## DATA
============
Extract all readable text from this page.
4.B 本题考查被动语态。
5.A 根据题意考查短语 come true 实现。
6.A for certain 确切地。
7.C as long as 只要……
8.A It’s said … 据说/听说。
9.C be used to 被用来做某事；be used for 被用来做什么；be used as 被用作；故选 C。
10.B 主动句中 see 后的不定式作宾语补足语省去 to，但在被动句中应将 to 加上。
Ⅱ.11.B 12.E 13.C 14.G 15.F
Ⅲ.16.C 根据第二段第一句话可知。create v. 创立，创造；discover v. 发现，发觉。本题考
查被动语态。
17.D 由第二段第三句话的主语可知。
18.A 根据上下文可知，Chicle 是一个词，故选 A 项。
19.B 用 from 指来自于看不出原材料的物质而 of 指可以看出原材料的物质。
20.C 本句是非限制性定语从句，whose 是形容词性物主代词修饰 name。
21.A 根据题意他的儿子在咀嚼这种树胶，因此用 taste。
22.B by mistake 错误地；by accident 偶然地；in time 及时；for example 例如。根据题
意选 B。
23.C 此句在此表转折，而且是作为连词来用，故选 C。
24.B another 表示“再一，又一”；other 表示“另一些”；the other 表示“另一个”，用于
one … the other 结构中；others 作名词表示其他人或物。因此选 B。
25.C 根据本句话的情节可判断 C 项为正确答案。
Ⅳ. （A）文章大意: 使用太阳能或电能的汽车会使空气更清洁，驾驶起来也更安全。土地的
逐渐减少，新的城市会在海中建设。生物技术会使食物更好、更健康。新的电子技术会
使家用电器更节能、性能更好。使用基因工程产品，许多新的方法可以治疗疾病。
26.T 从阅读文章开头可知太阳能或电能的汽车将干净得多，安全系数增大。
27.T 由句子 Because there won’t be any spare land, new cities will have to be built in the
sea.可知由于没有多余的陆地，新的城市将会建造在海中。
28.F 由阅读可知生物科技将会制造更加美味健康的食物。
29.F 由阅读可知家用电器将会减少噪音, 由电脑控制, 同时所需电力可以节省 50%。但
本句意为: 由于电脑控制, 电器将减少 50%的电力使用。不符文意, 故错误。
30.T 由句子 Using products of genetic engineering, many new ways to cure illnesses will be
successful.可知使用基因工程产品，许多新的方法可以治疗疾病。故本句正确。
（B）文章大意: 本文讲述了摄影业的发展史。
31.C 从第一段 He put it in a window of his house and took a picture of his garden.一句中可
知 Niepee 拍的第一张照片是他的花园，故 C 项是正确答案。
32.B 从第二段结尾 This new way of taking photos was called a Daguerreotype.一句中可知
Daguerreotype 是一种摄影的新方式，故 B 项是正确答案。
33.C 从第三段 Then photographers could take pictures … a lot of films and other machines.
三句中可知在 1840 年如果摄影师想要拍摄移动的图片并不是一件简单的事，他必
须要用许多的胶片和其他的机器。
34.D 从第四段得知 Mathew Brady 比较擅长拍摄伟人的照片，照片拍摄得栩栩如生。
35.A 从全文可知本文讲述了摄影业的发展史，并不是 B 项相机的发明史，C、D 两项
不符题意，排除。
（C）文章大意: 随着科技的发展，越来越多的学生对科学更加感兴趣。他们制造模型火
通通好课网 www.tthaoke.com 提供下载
============
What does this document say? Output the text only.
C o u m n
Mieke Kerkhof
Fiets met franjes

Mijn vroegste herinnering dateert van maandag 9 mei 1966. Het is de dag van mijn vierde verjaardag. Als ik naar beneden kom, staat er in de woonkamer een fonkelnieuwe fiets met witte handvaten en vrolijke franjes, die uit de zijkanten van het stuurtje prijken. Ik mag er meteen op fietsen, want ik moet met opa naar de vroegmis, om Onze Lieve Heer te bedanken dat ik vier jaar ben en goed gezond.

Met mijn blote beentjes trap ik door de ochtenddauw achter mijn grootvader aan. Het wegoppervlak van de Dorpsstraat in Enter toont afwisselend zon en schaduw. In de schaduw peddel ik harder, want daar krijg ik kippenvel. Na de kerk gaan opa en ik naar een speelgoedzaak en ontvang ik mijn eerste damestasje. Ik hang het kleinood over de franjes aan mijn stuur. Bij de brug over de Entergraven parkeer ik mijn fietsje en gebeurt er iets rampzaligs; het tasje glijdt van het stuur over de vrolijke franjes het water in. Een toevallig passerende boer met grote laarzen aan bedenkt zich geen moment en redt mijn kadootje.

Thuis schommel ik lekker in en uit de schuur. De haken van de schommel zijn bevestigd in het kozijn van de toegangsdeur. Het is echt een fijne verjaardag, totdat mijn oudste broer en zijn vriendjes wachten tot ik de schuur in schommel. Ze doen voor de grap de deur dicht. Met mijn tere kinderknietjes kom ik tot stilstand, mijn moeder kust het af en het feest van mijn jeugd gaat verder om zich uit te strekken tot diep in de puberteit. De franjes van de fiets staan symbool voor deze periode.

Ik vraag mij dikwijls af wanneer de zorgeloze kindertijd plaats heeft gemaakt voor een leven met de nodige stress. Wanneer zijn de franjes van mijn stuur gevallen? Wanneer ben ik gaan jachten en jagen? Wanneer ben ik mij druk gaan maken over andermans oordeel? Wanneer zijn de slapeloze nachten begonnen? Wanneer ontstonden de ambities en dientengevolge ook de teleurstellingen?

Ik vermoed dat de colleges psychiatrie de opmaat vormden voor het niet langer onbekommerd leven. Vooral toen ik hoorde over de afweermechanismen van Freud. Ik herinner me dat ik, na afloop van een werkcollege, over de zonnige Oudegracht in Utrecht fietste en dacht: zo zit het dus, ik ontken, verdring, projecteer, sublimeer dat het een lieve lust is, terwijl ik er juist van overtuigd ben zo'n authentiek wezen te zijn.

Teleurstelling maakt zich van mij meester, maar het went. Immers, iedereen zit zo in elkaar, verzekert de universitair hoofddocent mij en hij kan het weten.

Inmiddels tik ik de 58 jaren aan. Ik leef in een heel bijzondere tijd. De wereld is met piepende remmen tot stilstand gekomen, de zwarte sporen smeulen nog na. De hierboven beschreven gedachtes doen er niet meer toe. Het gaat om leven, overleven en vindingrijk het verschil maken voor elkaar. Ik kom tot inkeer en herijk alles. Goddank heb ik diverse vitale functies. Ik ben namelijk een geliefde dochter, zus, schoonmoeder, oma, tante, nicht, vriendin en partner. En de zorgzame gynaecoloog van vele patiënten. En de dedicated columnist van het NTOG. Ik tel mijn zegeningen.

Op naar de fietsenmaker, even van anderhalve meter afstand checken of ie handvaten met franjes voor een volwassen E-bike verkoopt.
============
## WHAT YOU SHOULD DO
Identify and list each line with the word "许多新的方法可以治疗疾病".

## ANSWER TO THIS PROBLEM
使家用电器更节能、性能更好。使用基因工程产品，许多新的方法可以治疗疾病。
successful.可知使用基因工程产品，许多新的方法可以治疗疾病。故本句正确。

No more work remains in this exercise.